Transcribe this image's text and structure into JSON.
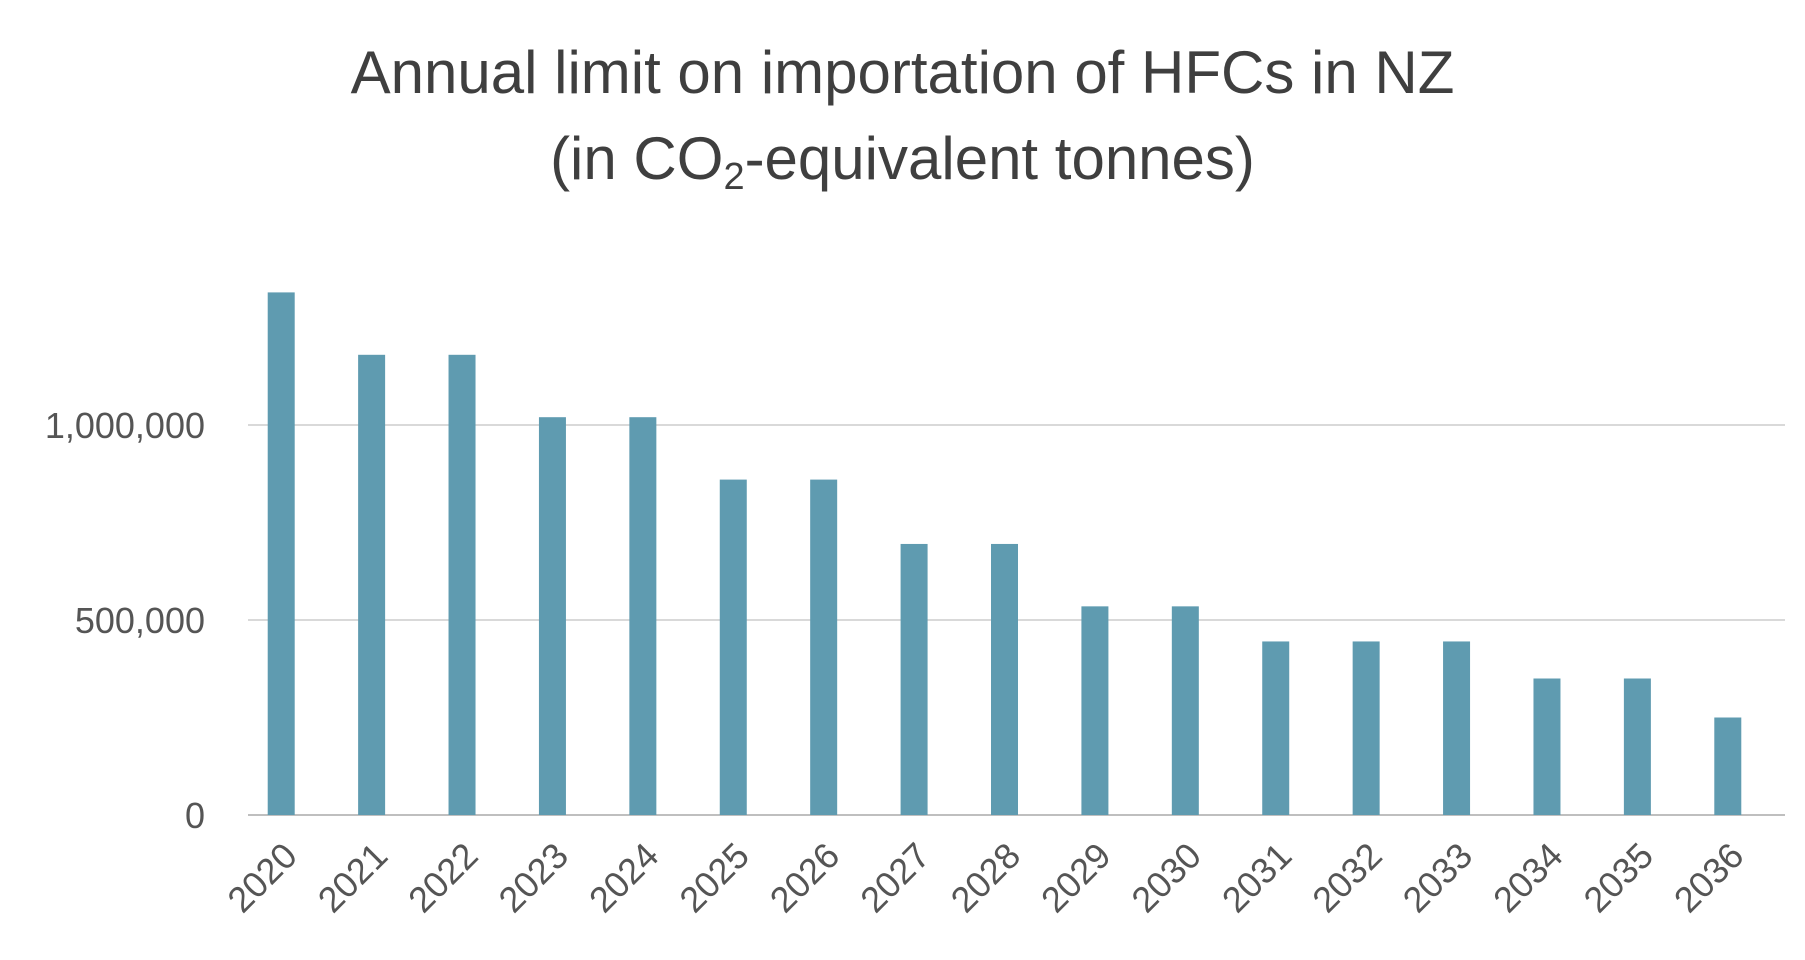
{
  "title": {
    "line1": "Annual limit on importation of HFCs in NZ",
    "line2_prefix": "(in CO",
    "line2_sub": "2",
    "line2_suffix": "-equivalent tonnes)"
  },
  "chart_data": {
    "type": "bar",
    "title": "Annual limit on importation of HFCs in NZ (in CO2-equivalent tonnes)",
    "xlabel": "",
    "ylabel": "",
    "categories": [
      "2020",
      "2021",
      "2022",
      "2023",
      "2024",
      "2025",
      "2026",
      "2027",
      "2028",
      "2029",
      "2030",
      "2031",
      "2032",
      "2033",
      "2034",
      "2035",
      "2036"
    ],
    "values": [
      1340000,
      1180000,
      1180000,
      1020000,
      1020000,
      860000,
      860000,
      695000,
      695000,
      535000,
      535000,
      445000,
      445000,
      445000,
      350000,
      350000,
      250000
    ],
    "ylim": [
      0,
      1340000
    ],
    "yticks": [
      0,
      500000,
      1000000
    ],
    "ytick_labels": [
      "0",
      "500,000",
      "1,000,000"
    ],
    "grid": true,
    "legend": "none",
    "colors": {
      "bar": "#5f9bb0",
      "grid": "#d9d9d9",
      "axis": "#bfbfbf"
    }
  }
}
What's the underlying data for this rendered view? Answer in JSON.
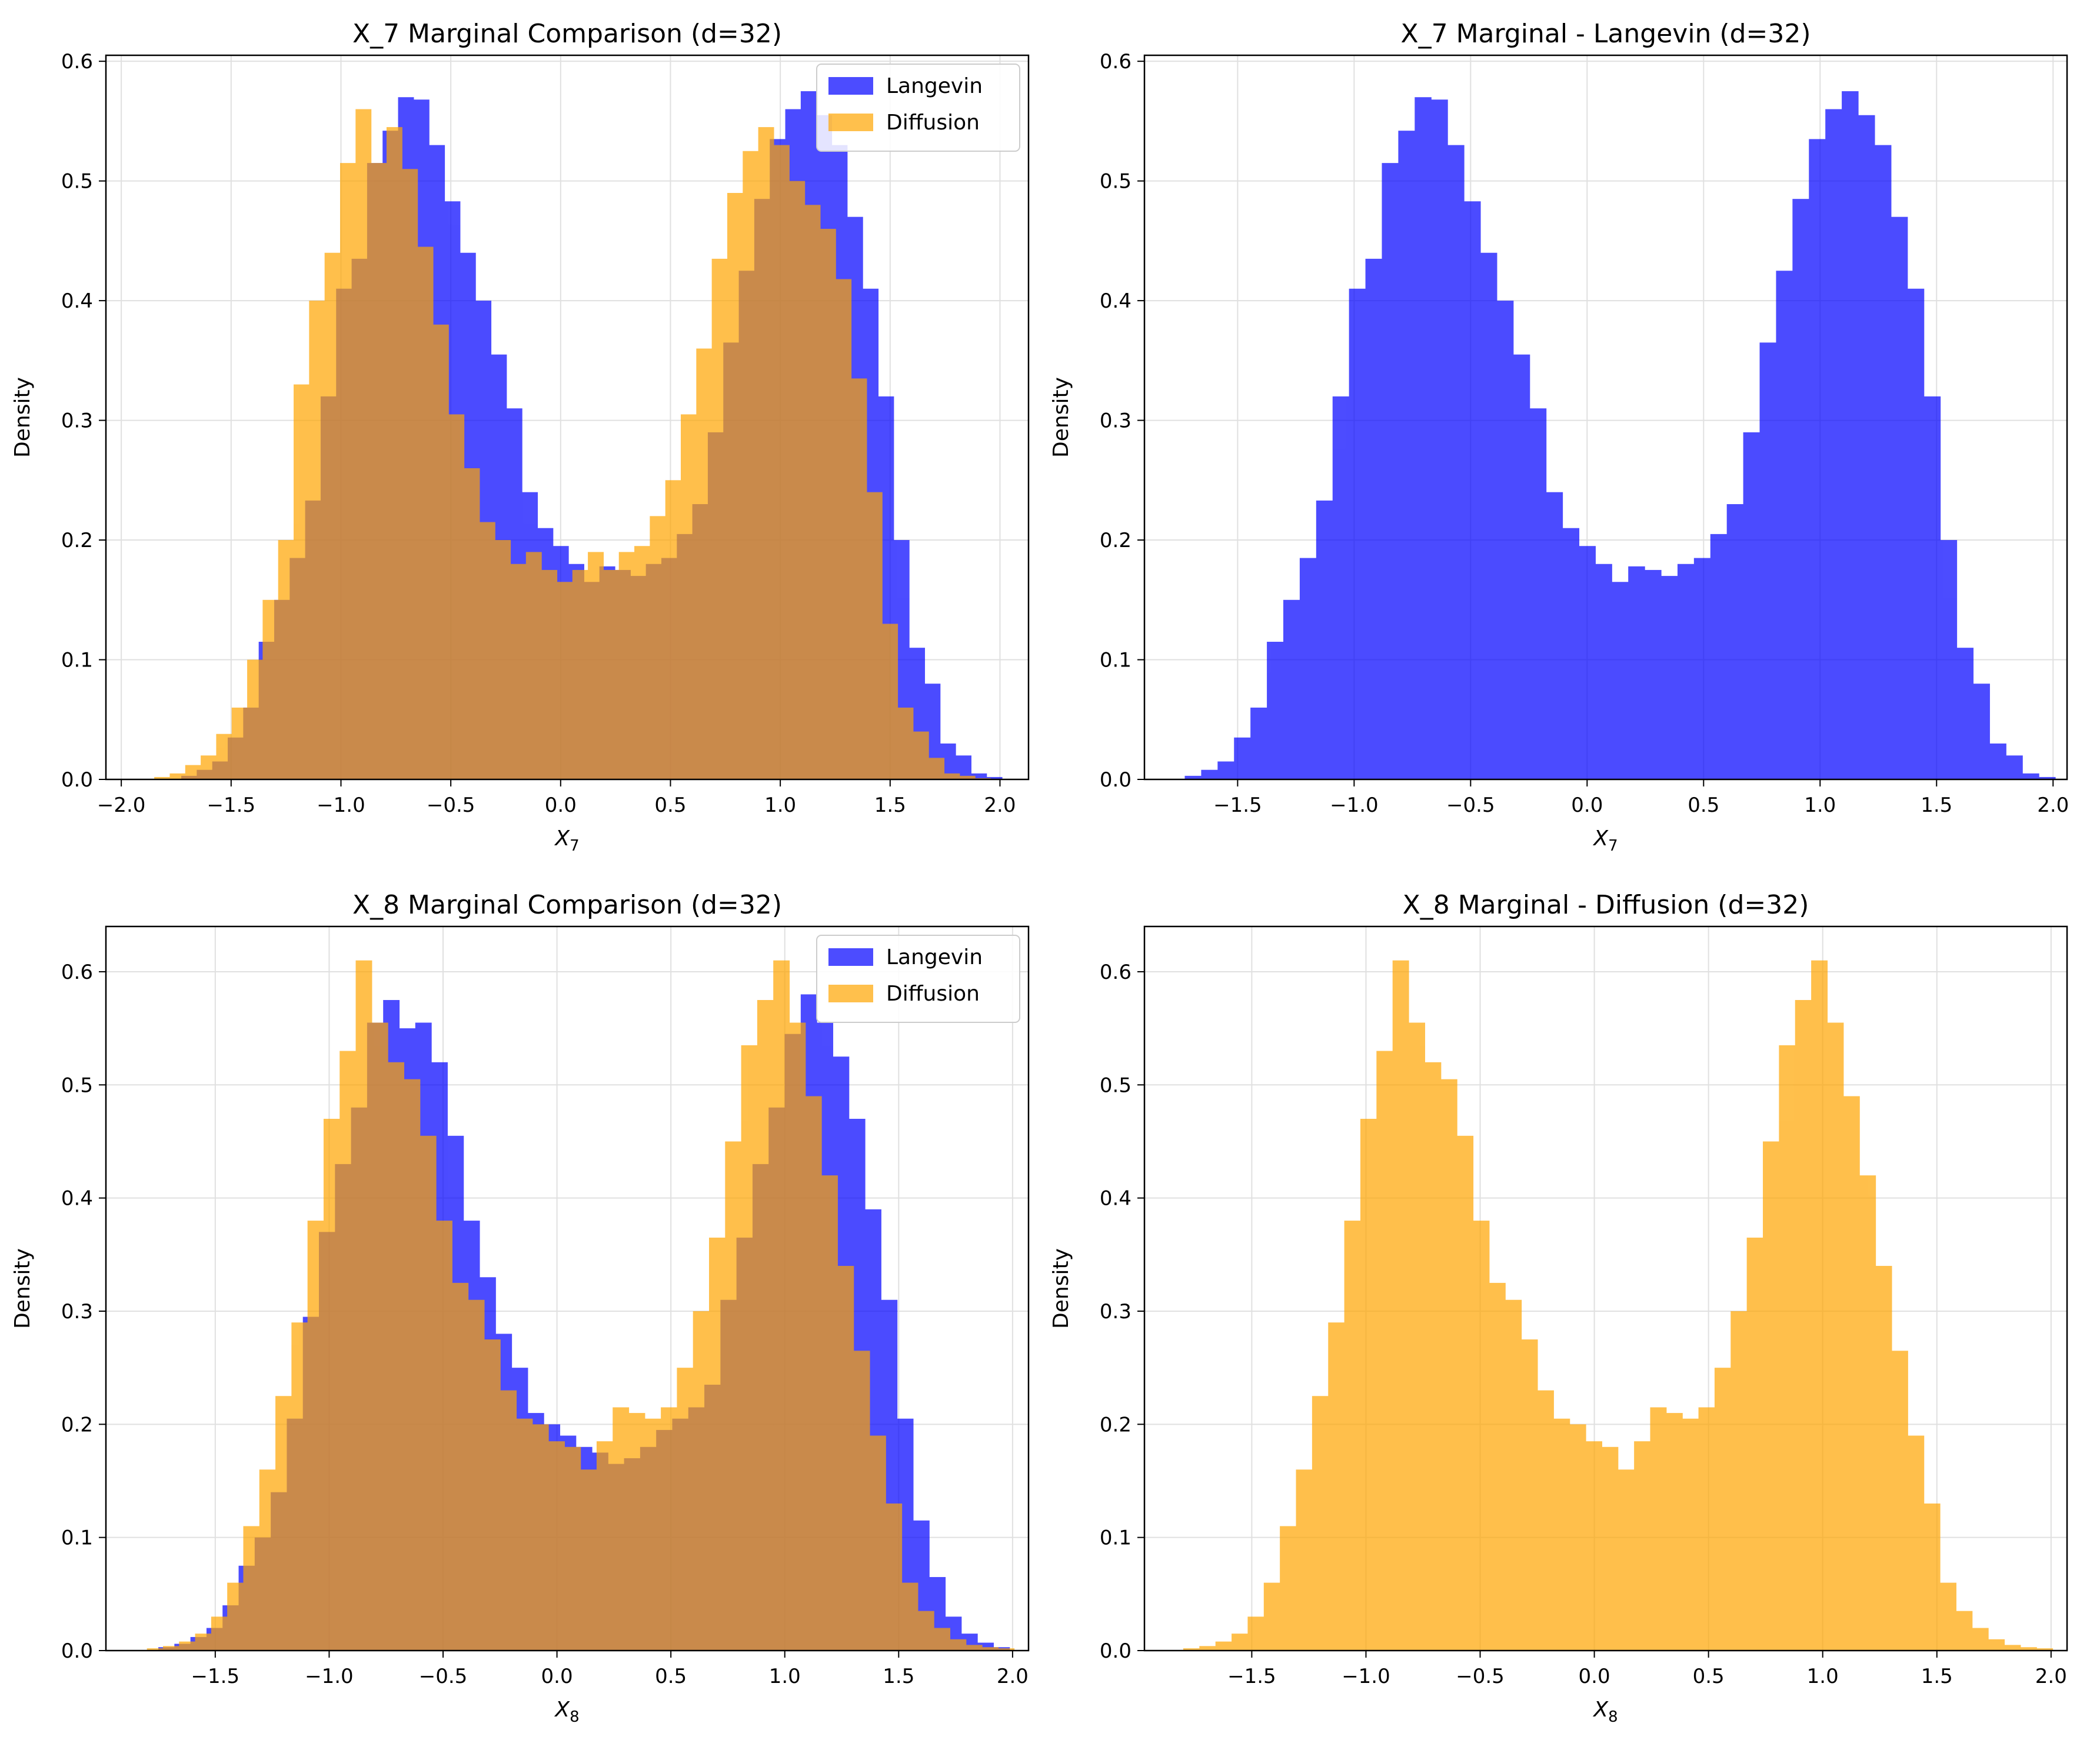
{
  "colors": {
    "langevin": "#0000ff",
    "diffusion": "#ffa500",
    "grid": "#e0e0e0",
    "axes": "#000000"
  },
  "chart_data": [
    {
      "type": "bar",
      "histtype": "overlaid-histogram",
      "title": "X_7 Marginal Comparison (d=32)",
      "xlabel": "X",
      "xlabel_sub": "7",
      "ylabel": "Density",
      "xlim": [
        -2.07,
        2.13
      ],
      "ylim": [
        0,
        0.605
      ],
      "xticks": [
        -2.0,
        -1.5,
        -1.0,
        -0.5,
        0.0,
        0.5,
        1.0,
        1.5,
        2.0
      ],
      "xtick_labels": [
        "−2.0",
        "−1.5",
        "−1.0",
        "−0.5",
        "0.0",
        "0.5",
        "1.0",
        "1.5",
        "2.0"
      ],
      "yticks": [
        0,
        0.1,
        0.2,
        0.3,
        0.4,
        0.5,
        0.6
      ],
      "ytick_labels": [
        "0.0",
        "0.1",
        "0.2",
        "0.3",
        "0.4",
        "0.5",
        "0.6"
      ],
      "grid": true,
      "legend": "upper right",
      "series": [
        {
          "name": "Langevin",
          "color": "#0000ff",
          "alpha": 0.7,
          "bin_start": -1.727,
          "bin_width": 0.0705,
          "values": [
            0.003,
            0.008,
            0.015,
            0.035,
            0.06,
            0.115,
            0.15,
            0.185,
            0.233,
            0.32,
            0.41,
            0.435,
            0.515,
            0.542,
            0.57,
            0.568,
            0.53,
            0.483,
            0.44,
            0.4,
            0.355,
            0.31,
            0.24,
            0.21,
            0.195,
            0.18,
            0.165,
            0.178,
            0.175,
            0.17,
            0.18,
            0.185,
            0.205,
            0.23,
            0.29,
            0.365,
            0.425,
            0.485,
            0.535,
            0.56,
            0.575,
            0.555,
            0.53,
            0.47,
            0.41,
            0.32,
            0.2,
            0.11,
            0.08,
            0.03,
            0.02,
            0.005,
            0.002
          ]
        },
        {
          "name": "Diffusion",
          "color": "#ffa500",
          "alpha": 0.7,
          "bin_start": -1.85,
          "bin_width": 0.0705,
          "values": [
            0.002,
            0.005,
            0.012,
            0.02,
            0.038,
            0.06,
            0.1,
            0.15,
            0.2,
            0.33,
            0.4,
            0.44,
            0.515,
            0.56,
            0.515,
            0.545,
            0.51,
            0.445,
            0.38,
            0.305,
            0.26,
            0.215,
            0.2,
            0.18,
            0.19,
            0.175,
            0.165,
            0.175,
            0.19,
            0.175,
            0.19,
            0.195,
            0.22,
            0.25,
            0.305,
            0.36,
            0.435,
            0.49,
            0.525,
            0.545,
            0.53,
            0.5,
            0.48,
            0.46,
            0.418,
            0.335,
            0.24,
            0.13,
            0.06,
            0.04,
            0.018,
            0.005,
            0.003,
            0.001
          ]
        }
      ]
    },
    {
      "type": "bar",
      "histtype": "histogram",
      "title": "X_7 Marginal - Langevin (d=32)",
      "xlabel": "X",
      "xlabel_sub": "7",
      "ylabel": "Density",
      "xlim": [
        -1.9,
        2.06
      ],
      "ylim": [
        0,
        0.605
      ],
      "xticks": [
        -1.5,
        -1.0,
        -0.5,
        0.0,
        0.5,
        1.0,
        1.5,
        2.0
      ],
      "xtick_labels": [
        "−1.5",
        "−1.0",
        "−0.5",
        "0.0",
        "0.5",
        "1.0",
        "1.5",
        "2.0"
      ],
      "yticks": [
        0,
        0.1,
        0.2,
        0.3,
        0.4,
        0.5,
        0.6
      ],
      "ytick_labels": [
        "0.0",
        "0.1",
        "0.2",
        "0.3",
        "0.4",
        "0.5",
        "0.6"
      ],
      "grid": true,
      "legend": "none",
      "series": [
        {
          "name": "Langevin",
          "color": "#0000ff",
          "alpha": 0.7,
          "bin_start": -1.727,
          "bin_width": 0.0705,
          "values": [
            0.003,
            0.008,
            0.015,
            0.035,
            0.06,
            0.115,
            0.15,
            0.185,
            0.233,
            0.32,
            0.41,
            0.435,
            0.515,
            0.542,
            0.57,
            0.568,
            0.53,
            0.483,
            0.44,
            0.4,
            0.355,
            0.31,
            0.24,
            0.21,
            0.195,
            0.18,
            0.165,
            0.178,
            0.175,
            0.17,
            0.18,
            0.185,
            0.205,
            0.23,
            0.29,
            0.365,
            0.425,
            0.485,
            0.535,
            0.56,
            0.575,
            0.555,
            0.53,
            0.47,
            0.41,
            0.32,
            0.2,
            0.11,
            0.08,
            0.03,
            0.02,
            0.005,
            0.002
          ]
        }
      ]
    },
    {
      "type": "bar",
      "histtype": "overlaid-histogram",
      "title": "X_8 Marginal Comparison (d=32)",
      "xlabel": "X",
      "xlabel_sub": "8",
      "ylabel": "Density",
      "xlim": [
        -1.98,
        2.07
      ],
      "ylim": [
        0,
        0.64
      ],
      "xticks": [
        -1.5,
        -1.0,
        -0.5,
        0.0,
        0.5,
        1.0,
        1.5,
        2.0
      ],
      "xtick_labels": [
        "−1.5",
        "−1.0",
        "−0.5",
        "0.0",
        "0.5",
        "1.0",
        "1.5",
        "2.0"
      ],
      "yticks": [
        0,
        0.1,
        0.2,
        0.3,
        0.4,
        0.5,
        0.6
      ],
      "ytick_labels": [
        "0.0",
        "0.1",
        "0.2",
        "0.3",
        "0.4",
        "0.5",
        "0.6"
      ],
      "grid": true,
      "legend": "upper right",
      "series": [
        {
          "name": "Langevin",
          "color": "#0000ff",
          "alpha": 0.7,
          "bin_start": -1.75,
          "bin_width": 0.0705,
          "values": [
            0.003,
            0.006,
            0.012,
            0.02,
            0.04,
            0.075,
            0.1,
            0.14,
            0.205,
            0.295,
            0.37,
            0.43,
            0.48,
            0.555,
            0.575,
            0.55,
            0.555,
            0.52,
            0.455,
            0.38,
            0.33,
            0.28,
            0.25,
            0.21,
            0.2,
            0.19,
            0.18,
            0.175,
            0.165,
            0.17,
            0.18,
            0.195,
            0.205,
            0.215,
            0.235,
            0.31,
            0.365,
            0.43,
            0.48,
            0.545,
            0.58,
            0.555,
            0.525,
            0.47,
            0.39,
            0.31,
            0.205,
            0.115,
            0.065,
            0.03,
            0.015,
            0.007,
            0.003
          ]
        },
        {
          "name": "Diffusion",
          "color": "#ffa500",
          "alpha": 0.7,
          "bin_start": -1.8,
          "bin_width": 0.0705,
          "values": [
            0.002,
            0.004,
            0.008,
            0.015,
            0.03,
            0.06,
            0.11,
            0.16,
            0.225,
            0.29,
            0.38,
            0.47,
            0.53,
            0.61,
            0.555,
            0.52,
            0.505,
            0.455,
            0.38,
            0.325,
            0.31,
            0.275,
            0.23,
            0.205,
            0.2,
            0.185,
            0.18,
            0.16,
            0.185,
            0.215,
            0.21,
            0.205,
            0.215,
            0.25,
            0.3,
            0.365,
            0.45,
            0.535,
            0.575,
            0.61,
            0.555,
            0.49,
            0.42,
            0.34,
            0.265,
            0.19,
            0.13,
            0.06,
            0.035,
            0.02,
            0.01,
            0.005,
            0.003,
            0.002
          ]
        }
      ]
    },
    {
      "type": "bar",
      "histtype": "histogram",
      "title": "X_8 Marginal - Diffusion (d=32)",
      "xlabel": "X",
      "xlabel_sub": "8",
      "ylabel": "Density",
      "xlim": [
        -1.97,
        2.07
      ],
      "ylim": [
        0,
        0.64
      ],
      "xticks": [
        -1.5,
        -1.0,
        -0.5,
        0.0,
        0.5,
        1.0,
        1.5,
        2.0
      ],
      "xtick_labels": [
        "−1.5",
        "−1.0",
        "−0.5",
        "0.0",
        "0.5",
        "1.0",
        "1.5",
        "2.0"
      ],
      "yticks": [
        0,
        0.1,
        0.2,
        0.3,
        0.4,
        0.5,
        0.6
      ],
      "ytick_labels": [
        "0.0",
        "0.1",
        "0.2",
        "0.3",
        "0.4",
        "0.5",
        "0.6"
      ],
      "grid": true,
      "legend": "none",
      "series": [
        {
          "name": "Diffusion",
          "color": "#ffa500",
          "alpha": 0.7,
          "bin_start": -1.8,
          "bin_width": 0.0705,
          "values": [
            0.002,
            0.004,
            0.008,
            0.015,
            0.03,
            0.06,
            0.11,
            0.16,
            0.225,
            0.29,
            0.38,
            0.47,
            0.53,
            0.61,
            0.555,
            0.52,
            0.505,
            0.455,
            0.38,
            0.325,
            0.31,
            0.275,
            0.23,
            0.205,
            0.2,
            0.185,
            0.18,
            0.16,
            0.185,
            0.215,
            0.21,
            0.205,
            0.215,
            0.25,
            0.3,
            0.365,
            0.45,
            0.535,
            0.575,
            0.61,
            0.555,
            0.49,
            0.42,
            0.34,
            0.265,
            0.19,
            0.13,
            0.06,
            0.035,
            0.02,
            0.01,
            0.005,
            0.003,
            0.002
          ]
        }
      ]
    }
  ]
}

**TASK DESCRIPTION:**
Select and copy each line from the data that includes the word "JSON".

**ANSWER TO THIS TASK:**
Transcribe this image's text and structure into JSON.
What's the underlying data for this rendered view? Answer in JSON.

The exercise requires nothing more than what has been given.